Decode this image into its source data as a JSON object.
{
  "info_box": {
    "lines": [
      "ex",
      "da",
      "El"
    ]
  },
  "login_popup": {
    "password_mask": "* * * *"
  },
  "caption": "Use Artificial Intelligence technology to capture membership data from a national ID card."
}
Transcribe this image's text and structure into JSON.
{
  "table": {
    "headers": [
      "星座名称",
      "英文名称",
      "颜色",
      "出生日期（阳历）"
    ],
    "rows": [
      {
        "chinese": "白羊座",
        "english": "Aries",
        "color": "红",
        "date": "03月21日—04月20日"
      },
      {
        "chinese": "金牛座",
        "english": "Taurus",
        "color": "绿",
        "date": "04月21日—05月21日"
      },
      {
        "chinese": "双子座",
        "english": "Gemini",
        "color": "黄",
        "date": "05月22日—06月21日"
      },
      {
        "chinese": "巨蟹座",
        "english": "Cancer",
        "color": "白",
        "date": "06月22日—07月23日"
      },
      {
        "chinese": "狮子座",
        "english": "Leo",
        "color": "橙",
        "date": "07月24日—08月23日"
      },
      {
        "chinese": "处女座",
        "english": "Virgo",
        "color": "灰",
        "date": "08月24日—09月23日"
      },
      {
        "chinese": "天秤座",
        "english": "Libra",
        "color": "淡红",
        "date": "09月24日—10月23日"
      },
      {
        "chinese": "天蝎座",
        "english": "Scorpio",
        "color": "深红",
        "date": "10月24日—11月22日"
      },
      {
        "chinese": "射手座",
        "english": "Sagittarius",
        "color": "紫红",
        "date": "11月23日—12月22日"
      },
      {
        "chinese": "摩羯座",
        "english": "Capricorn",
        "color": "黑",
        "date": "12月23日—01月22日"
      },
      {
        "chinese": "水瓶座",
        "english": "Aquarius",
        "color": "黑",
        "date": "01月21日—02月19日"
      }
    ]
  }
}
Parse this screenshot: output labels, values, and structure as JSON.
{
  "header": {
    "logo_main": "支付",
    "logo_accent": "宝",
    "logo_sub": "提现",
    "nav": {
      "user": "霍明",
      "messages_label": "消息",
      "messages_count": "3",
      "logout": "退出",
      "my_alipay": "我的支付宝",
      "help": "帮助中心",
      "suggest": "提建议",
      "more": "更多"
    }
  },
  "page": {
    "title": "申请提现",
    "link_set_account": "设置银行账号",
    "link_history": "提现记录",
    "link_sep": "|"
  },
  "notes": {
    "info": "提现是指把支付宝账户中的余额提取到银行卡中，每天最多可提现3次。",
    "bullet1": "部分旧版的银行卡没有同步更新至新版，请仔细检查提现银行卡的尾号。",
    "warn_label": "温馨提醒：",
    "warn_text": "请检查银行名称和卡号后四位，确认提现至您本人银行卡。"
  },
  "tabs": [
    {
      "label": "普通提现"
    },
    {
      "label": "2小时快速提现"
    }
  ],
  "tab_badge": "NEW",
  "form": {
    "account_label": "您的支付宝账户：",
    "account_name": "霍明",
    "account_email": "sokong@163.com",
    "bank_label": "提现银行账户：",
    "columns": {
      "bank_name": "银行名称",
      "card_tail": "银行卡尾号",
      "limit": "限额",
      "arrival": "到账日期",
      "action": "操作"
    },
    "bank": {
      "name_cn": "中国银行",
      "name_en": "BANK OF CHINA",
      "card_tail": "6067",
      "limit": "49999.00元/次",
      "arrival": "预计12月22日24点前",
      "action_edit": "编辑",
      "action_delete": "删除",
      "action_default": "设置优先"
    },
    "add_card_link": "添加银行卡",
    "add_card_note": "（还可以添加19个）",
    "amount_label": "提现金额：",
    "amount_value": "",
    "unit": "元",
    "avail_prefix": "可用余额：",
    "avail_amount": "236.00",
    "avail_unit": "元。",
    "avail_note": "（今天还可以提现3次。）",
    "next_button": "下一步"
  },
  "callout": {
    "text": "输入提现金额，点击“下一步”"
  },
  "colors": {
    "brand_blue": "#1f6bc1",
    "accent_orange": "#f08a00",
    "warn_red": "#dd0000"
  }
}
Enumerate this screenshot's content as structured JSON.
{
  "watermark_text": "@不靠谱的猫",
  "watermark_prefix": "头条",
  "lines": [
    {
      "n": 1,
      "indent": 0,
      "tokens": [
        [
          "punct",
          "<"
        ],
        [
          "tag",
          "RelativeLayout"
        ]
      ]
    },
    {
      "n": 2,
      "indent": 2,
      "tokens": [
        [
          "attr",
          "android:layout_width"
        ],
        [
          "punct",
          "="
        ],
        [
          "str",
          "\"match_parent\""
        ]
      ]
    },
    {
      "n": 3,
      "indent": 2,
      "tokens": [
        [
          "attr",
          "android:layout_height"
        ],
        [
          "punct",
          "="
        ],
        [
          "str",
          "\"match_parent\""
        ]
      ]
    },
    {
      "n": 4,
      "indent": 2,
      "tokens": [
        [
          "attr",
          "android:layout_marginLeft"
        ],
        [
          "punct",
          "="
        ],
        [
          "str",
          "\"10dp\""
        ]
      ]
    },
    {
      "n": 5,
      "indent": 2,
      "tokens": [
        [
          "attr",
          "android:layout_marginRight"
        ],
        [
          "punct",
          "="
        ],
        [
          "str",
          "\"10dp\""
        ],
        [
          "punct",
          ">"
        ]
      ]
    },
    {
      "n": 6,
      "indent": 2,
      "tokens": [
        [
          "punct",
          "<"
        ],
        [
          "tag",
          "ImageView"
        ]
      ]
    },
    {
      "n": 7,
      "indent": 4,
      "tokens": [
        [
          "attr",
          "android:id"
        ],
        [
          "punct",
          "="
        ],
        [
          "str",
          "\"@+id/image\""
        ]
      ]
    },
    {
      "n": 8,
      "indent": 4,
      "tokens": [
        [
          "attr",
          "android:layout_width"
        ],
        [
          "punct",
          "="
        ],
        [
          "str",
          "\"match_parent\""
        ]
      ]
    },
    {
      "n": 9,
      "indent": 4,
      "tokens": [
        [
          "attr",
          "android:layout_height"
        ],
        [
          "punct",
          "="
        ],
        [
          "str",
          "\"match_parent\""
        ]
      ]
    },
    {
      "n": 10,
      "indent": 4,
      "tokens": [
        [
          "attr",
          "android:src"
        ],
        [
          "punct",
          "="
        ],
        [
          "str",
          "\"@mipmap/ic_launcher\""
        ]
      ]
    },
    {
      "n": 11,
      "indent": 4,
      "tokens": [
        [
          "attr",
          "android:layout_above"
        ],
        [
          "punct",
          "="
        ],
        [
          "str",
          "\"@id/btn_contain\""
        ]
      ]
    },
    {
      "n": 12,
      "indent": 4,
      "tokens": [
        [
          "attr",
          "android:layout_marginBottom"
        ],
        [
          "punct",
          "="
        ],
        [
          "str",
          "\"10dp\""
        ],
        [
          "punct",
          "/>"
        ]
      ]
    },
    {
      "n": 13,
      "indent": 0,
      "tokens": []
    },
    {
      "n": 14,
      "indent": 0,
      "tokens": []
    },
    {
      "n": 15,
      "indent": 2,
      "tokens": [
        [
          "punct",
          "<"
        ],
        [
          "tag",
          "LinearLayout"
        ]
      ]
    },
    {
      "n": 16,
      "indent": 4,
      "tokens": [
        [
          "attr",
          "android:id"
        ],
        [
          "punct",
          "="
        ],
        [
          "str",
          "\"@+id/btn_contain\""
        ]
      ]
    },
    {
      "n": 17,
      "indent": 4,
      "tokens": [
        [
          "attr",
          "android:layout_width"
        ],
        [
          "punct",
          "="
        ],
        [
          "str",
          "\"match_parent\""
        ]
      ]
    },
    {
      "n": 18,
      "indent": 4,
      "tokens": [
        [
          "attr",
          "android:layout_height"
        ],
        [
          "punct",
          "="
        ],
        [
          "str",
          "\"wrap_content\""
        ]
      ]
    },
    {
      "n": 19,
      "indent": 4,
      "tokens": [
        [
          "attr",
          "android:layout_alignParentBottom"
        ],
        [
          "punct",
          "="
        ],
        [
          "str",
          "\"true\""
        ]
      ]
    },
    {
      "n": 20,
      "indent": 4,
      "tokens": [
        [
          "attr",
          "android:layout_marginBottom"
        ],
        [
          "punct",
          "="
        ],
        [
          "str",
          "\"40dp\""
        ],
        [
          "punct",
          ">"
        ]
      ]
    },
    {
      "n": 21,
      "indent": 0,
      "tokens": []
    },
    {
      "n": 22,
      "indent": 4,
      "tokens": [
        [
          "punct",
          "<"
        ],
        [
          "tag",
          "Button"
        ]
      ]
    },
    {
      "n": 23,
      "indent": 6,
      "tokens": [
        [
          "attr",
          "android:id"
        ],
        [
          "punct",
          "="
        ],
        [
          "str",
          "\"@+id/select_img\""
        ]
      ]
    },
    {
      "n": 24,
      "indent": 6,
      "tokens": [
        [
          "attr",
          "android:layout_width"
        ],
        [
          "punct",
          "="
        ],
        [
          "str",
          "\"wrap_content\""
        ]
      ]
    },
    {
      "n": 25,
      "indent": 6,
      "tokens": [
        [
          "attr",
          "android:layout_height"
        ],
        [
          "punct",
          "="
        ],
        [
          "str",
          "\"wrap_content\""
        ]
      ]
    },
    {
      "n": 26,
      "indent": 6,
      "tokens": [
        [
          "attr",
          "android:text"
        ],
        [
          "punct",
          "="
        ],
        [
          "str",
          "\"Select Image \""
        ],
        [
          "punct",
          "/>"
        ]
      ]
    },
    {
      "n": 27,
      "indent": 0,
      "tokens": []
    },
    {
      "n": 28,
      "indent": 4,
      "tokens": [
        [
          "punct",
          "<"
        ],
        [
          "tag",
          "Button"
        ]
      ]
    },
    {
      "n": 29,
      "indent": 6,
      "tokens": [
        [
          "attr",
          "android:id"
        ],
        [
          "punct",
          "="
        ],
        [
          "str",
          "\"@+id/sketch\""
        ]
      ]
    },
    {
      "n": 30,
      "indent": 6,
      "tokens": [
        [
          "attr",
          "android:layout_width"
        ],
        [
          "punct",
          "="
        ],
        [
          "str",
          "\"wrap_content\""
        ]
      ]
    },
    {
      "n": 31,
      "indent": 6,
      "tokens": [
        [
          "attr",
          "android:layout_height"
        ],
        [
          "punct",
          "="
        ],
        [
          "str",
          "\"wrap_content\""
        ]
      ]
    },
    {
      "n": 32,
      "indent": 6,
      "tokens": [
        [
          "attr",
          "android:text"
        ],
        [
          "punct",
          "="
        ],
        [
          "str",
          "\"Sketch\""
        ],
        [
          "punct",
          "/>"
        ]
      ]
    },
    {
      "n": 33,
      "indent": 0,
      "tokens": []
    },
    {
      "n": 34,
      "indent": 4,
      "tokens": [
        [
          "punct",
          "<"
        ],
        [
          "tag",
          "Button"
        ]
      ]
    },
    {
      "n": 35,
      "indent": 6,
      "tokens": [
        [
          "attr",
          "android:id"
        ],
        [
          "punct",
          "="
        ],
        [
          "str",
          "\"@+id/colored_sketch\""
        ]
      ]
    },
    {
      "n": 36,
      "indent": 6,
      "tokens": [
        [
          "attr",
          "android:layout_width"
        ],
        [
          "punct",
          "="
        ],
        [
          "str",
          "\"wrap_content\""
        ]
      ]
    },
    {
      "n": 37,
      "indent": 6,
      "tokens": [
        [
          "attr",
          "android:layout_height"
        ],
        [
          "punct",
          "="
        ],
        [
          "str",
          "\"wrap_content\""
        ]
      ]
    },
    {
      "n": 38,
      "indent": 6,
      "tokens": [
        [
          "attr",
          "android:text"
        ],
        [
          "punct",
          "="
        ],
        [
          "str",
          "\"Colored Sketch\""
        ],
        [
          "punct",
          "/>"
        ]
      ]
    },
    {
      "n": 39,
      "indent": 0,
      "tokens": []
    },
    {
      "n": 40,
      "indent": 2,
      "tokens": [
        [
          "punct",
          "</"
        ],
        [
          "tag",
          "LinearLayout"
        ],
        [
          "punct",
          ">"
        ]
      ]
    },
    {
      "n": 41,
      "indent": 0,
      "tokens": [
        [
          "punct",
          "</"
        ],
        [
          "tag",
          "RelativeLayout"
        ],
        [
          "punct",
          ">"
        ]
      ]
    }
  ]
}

_ _ _ _ _ _ _

**Objective**
Using the listing above, locate the lines that hold "JSON" and copy each one.

**Task result**
Decode this image into its source data as a JSON object.
Transcribe this image's text and structure into JSON.
Parse this screenshot: output labels, values, and structure as JSON.
Enumerate this screenshot's content as structured JSON.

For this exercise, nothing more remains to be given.